▸ Task objective
Repeat every record below exactly as it appears.

-- start Materials provided --

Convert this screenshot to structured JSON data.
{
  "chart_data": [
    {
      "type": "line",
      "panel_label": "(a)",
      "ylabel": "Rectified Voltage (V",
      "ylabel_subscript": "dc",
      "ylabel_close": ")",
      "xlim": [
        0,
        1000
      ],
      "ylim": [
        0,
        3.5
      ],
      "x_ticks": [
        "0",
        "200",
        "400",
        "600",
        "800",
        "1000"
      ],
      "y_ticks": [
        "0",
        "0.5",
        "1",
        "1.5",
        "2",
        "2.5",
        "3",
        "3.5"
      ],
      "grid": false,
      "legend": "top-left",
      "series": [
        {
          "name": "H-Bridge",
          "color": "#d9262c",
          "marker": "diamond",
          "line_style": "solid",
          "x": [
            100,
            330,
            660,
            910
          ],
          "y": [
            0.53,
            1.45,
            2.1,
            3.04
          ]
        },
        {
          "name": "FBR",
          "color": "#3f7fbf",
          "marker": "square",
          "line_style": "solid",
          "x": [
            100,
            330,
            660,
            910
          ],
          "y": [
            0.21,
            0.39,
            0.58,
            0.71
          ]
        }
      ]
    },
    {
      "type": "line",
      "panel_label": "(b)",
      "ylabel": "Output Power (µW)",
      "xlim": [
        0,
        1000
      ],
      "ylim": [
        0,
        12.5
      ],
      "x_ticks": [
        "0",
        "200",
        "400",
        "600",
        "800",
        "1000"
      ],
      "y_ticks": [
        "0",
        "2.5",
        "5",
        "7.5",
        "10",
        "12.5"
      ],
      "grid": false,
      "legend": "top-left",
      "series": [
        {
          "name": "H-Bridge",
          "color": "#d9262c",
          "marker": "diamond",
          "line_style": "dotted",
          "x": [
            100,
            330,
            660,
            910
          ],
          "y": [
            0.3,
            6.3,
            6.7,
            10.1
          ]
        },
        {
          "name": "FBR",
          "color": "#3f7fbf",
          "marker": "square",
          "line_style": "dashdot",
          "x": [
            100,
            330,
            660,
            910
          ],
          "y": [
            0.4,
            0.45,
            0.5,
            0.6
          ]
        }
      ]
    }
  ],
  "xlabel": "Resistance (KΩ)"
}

-- end Materials provided --

▸ Task answer
Convert this screenshot to structured JSON data.
{
  "chart_data": [
    {
      "type": "line",
      "panel_label": "(a)",
      "ylabel": "Rectified Voltage (V",
      "ylabel_subscript": "dc",
      "ylabel_close": ")",
      "xlim": [
        0,
        1000
      ],
      "ylim": [
        0,
        3.5
      ],
      "x_ticks": [
        "0",
        "200",
        "400",
        "600",
        "800",
        "1000"
      ],
      "y_ticks": [
        "0",
        "0.5",
        "1",
        "1.5",
        "2",
        "2.5",
        "3",
        "3.5"
      ],
      "grid": false,
      "legend": "top-left",
      "series": [
        {
          "name": "H-Bridge",
          "color": "#d9262c",
          "marker": "diamond",
          "line_style": "solid",
          "x": [
            100,
            330,
            660,
            910
          ],
          "y": [
            0.53,
            1.45,
            2.1,
            3.04
          ]
        },
        {
          "name": "FBR",
          "color": "#3f7fbf",
          "marker": "square",
          "line_style": "solid",
          "x": [
            100,
            330,
            660,
            910
          ],
          "y": [
            0.21,
            0.39,
            0.58,
            0.71
          ]
        }
      ]
    },
    {
      "type": "line",
      "panel_label": "(b)",
      "ylabel": "Output Power (µW)",
      "xlim": [
        0,
        1000
      ],
      "ylim": [
        0,
        12.5
      ],
      "x_ticks": [
        "0",
        "200",
        "400",
        "600",
        "800",
        "1000"
      ],
      "y_ticks": [
        "0",
        "2.5",
        "5",
        "7.5",
        "10",
        "12.5"
      ],
      "grid": false,
      "legend": "top-left",
      "series": [
        {
          "name": "H-Bridge",
          "color": "#d9262c",
          "marker": "diamond",
          "line_style": "dotted",
          "x": [
            100,
            330,
            660,
            910
          ],
          "y": [
            0.3,
            6.3,
            6.7,
            10.1
          ]
        },
        {
          "name": "FBR",
          "color": "#3f7fbf",
          "marker": "square",
          "line_style": "dashdot",
          "x": [
            100,
            330,
            660,
            910
          ],
          "y": [
            0.4,
            0.45,
            0.5,
            0.6
          ]
        }
      ]
    }
  ],
  "xlabel": "Resistance (KΩ)"
}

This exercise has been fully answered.